▶ _PROBLEM REQUIREMENTS_:
Below are entries. Pull out all lines containing "this".

▶ _DATASET_:
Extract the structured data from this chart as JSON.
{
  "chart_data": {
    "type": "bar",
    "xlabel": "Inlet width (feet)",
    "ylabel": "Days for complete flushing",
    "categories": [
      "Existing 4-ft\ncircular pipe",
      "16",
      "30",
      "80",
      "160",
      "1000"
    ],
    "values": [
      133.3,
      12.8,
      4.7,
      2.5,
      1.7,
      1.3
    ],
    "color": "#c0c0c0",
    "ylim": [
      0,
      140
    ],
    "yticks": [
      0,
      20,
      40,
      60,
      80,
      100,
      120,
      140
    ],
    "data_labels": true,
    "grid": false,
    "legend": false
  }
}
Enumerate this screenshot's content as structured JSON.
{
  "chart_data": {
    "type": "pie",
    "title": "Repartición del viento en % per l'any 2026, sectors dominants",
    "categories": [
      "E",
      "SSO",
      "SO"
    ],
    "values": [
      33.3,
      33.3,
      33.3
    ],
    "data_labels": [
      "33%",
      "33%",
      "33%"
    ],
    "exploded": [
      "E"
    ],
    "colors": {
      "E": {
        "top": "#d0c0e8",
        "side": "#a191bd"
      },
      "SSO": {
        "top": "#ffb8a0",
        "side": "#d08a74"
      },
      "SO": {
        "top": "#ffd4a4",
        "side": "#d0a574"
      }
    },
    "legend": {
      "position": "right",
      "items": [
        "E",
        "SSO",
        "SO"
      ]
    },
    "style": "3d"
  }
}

▶ _TASK SOLUTION_:
Extract the structured data from this chart as JSON.
Enumerate this screenshot's content as structured JSON.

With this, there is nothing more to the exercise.